**Exercise brief:**
Extract every line where the string "label" appears.

[Stored data]
════════════════════
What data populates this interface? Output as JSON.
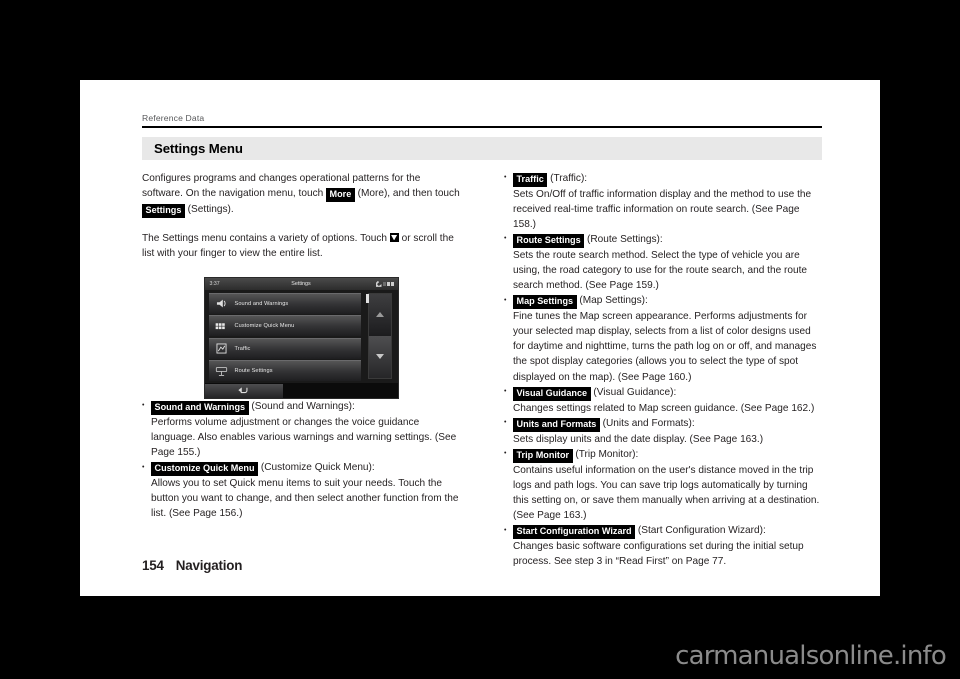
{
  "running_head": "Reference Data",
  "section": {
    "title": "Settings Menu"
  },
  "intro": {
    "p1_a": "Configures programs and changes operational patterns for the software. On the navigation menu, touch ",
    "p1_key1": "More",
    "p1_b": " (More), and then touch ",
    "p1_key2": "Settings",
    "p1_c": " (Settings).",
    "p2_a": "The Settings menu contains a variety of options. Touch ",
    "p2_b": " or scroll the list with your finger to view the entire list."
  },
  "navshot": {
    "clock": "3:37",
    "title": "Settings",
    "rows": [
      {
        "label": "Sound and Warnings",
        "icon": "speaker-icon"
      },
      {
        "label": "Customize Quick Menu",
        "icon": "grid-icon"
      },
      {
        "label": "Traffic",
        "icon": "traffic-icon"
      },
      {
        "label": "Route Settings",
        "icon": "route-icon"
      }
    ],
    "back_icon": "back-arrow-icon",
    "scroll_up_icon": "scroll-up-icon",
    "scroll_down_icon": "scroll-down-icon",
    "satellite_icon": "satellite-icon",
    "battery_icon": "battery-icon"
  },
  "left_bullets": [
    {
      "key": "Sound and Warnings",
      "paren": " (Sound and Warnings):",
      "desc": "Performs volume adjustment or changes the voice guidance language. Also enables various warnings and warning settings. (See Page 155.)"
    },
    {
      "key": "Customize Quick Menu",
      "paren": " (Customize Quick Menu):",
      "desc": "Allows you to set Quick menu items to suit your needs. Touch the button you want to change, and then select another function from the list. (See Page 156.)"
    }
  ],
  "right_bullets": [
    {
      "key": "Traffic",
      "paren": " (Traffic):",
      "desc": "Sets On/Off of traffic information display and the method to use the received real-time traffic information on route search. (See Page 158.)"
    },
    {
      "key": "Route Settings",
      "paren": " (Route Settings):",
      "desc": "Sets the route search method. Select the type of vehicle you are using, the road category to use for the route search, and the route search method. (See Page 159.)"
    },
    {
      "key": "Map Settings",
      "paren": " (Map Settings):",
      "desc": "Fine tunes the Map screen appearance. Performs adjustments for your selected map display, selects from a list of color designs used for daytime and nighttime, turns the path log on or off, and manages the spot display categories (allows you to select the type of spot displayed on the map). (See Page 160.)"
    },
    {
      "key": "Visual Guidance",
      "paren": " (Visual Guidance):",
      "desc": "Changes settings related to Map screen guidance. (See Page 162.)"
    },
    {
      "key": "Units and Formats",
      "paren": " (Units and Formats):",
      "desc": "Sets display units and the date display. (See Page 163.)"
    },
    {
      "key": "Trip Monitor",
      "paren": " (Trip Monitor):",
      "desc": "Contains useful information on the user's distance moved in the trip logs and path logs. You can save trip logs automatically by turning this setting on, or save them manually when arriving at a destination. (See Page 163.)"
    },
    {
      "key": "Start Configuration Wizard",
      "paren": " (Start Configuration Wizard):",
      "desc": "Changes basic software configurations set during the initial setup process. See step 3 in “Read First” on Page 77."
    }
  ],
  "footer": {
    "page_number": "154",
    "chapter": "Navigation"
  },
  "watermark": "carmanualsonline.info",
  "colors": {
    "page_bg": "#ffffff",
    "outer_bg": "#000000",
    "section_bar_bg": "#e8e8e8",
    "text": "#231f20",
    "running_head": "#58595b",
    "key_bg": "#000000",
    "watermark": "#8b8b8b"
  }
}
════════════════════
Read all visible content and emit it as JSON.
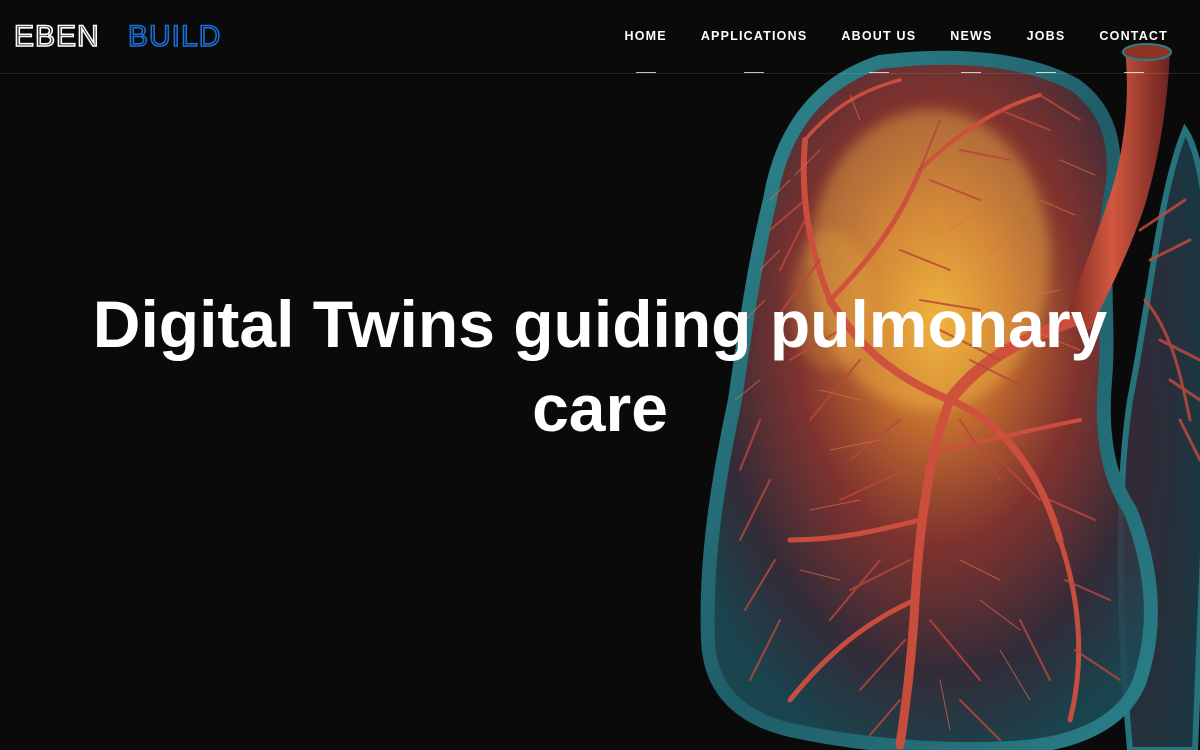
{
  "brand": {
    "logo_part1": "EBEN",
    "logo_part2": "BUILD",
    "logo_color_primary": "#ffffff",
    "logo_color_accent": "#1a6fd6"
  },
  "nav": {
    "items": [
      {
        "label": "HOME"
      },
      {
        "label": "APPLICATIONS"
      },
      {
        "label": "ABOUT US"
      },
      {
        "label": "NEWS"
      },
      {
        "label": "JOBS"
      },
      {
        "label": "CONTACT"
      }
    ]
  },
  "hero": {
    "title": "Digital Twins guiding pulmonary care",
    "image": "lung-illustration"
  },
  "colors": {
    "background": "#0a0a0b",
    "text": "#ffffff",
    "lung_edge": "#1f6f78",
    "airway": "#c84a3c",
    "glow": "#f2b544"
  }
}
════════════════════
**Problem solution:**
        "label": "Sound and Warnings",
        "label": "Customize Quick Menu",
        "label": "Traffic",
        "label": "Route Settings",
        "label": "HOME"
        "label": "APPLICATIONS"
        "label": "ABOUT US"
        "label": "NEWS"
        "label": "JOBS"
        "label": "CONTACT"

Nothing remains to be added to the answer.